### Task to carry out
Below are some entries. Output each one exactly as it appears.

(Data records)
START
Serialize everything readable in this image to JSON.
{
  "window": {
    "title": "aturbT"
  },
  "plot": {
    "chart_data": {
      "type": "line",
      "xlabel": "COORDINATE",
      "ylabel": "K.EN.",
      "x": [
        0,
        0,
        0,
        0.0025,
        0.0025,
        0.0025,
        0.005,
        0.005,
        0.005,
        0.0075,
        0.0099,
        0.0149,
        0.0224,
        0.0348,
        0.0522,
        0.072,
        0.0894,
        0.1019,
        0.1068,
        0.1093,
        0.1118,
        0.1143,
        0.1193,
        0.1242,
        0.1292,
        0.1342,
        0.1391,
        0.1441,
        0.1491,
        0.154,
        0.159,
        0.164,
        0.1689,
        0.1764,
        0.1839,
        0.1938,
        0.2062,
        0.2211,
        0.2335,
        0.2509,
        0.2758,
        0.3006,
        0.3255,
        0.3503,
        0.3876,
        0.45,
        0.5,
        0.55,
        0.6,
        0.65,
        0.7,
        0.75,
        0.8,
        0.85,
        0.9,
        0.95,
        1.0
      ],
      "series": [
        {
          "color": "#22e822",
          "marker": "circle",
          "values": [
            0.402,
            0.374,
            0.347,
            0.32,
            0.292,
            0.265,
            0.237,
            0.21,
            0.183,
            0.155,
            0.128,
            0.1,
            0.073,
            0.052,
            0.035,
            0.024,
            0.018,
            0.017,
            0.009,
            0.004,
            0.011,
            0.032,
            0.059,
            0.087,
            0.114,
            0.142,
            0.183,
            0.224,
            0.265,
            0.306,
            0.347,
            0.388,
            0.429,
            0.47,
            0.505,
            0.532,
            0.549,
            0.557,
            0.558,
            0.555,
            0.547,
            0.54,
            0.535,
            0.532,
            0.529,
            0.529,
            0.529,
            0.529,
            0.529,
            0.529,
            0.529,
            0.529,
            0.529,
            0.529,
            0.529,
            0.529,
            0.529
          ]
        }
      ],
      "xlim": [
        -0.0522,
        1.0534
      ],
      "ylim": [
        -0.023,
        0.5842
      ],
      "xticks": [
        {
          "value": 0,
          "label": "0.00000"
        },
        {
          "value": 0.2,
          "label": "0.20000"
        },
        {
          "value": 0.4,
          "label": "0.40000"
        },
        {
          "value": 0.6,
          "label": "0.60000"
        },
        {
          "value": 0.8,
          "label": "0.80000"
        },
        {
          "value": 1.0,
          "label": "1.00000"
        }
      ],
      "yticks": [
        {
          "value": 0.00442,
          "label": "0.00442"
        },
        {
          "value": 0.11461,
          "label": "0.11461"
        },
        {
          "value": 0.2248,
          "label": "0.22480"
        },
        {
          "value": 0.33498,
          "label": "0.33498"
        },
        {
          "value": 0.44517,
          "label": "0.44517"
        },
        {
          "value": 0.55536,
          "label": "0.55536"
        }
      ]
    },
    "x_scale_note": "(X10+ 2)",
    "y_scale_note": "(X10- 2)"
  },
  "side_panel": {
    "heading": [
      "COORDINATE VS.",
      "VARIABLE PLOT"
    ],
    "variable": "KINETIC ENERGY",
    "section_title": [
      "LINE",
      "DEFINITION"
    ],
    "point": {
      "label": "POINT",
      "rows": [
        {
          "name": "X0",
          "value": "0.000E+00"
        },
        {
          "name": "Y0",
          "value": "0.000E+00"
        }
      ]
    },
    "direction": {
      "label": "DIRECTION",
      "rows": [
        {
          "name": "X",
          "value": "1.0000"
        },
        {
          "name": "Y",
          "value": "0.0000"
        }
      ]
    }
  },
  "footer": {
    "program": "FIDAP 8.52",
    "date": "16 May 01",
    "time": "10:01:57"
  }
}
END
### Expected answer
Serialize everything readable in this image to JSON.
{
  "window": {
    "title": "aturbT"
  },
  "plot": {
    "chart_data": {
      "type": "line",
      "xlabel": "COORDINATE",
      "ylabel": "K.EN.",
      "x": [
        0,
        0,
        0,
        0.0025,
        0.0025,
        0.0025,
        0.005,
        0.005,
        0.005,
        0.0075,
        0.0099,
        0.0149,
        0.0224,
        0.0348,
        0.0522,
        0.072,
        0.0894,
        0.1019,
        0.1068,
        0.1093,
        0.1118,
        0.1143,
        0.1193,
        0.1242,
        0.1292,
        0.1342,
        0.1391,
        0.1441,
        0.1491,
        0.154,
        0.159,
        0.164,
        0.1689,
        0.1764,
        0.1839,
        0.1938,
        0.2062,
        0.2211,
        0.2335,
        0.2509,
        0.2758,
        0.3006,
        0.3255,
        0.3503,
        0.3876,
        0.45,
        0.5,
        0.55,
        0.6,
        0.65,
        0.7,
        0.75,
        0.8,
        0.85,
        0.9,
        0.95,
        1.0
      ],
      "series": [
        {
          "color": "#22e822",
          "marker": "circle",
          "values": [
            0.402,
            0.374,
            0.347,
            0.32,
            0.292,
            0.265,
            0.237,
            0.21,
            0.183,
            0.155,
            0.128,
            0.1,
            0.073,
            0.052,
            0.035,
            0.024,
            0.018,
            0.017,
            0.009,
            0.004,
            0.011,
            0.032,
            0.059,
            0.087,
            0.114,
            0.142,
            0.183,
            0.224,
            0.265,
            0.306,
            0.347,
            0.388,
            0.429,
            0.47,
            0.505,
            0.532,
            0.549,
            0.557,
            0.558,
            0.555,
            0.547,
            0.54,
            0.535,
            0.532,
            0.529,
            0.529,
            0.529,
            0.529,
            0.529,
            0.529,
            0.529,
            0.529,
            0.529,
            0.529,
            0.529,
            0.529,
            0.529
          ]
        }
      ],
      "xlim": [
        -0.0522,
        1.0534
      ],
      "ylim": [
        -0.023,
        0.5842
      ],
      "xticks": [
        {
          "value": 0,
          "label": "0.00000"
        },
        {
          "value": 0.2,
          "label": "0.20000"
        },
        {
          "value": 0.4,
          "label": "0.40000"
        },
        {
          "value": 0.6,
          "label": "0.60000"
        },
        {
          "value": 0.8,
          "label": "0.80000"
        },
        {
          "value": 1.0,
          "label": "1.00000"
        }
      ],
      "yticks": [
        {
          "value": 0.00442,
          "label": "0.00442"
        },
        {
          "value": 0.11461,
          "label": "0.11461"
        },
        {
          "value": 0.2248,
          "label": "0.22480"
        },
        {
          "value": 0.33498,
          "label": "0.33498"
        },
        {
          "value": 0.44517,
          "label": "0.44517"
        },
        {
          "value": 0.55536,
          "label": "0.55536"
        }
      ]
    },
    "x_scale_note": "(X10+ 2)",
    "y_scale_note": "(X10- 2)"
  },
  "side_panel": {
    "heading": [
      "COORDINATE VS.",
      "VARIABLE PLOT"
    ],
    "variable": "KINETIC ENERGY",
    "section_title": [
      "LINE",
      "DEFINITION"
    ],
    "point": {
      "label": "POINT",
      "rows": [
        {
          "name": "X0",
          "value": "0.000E+00"
        },
        {
          "name": "Y0",
          "value": "0.000E+00"
        }
      ]
    },
    "direction": {
      "label": "DIRECTION",
      "rows": [
        {
          "name": "X",
          "value": "1.0000"
        },
        {
          "name": "Y",
          "value": "0.0000"
        }
      ]
    }
  },
  "footer": {
    "program": "FIDAP 8.52",
    "date": "16 May 01",
    "time": "10:01:57"
  }
}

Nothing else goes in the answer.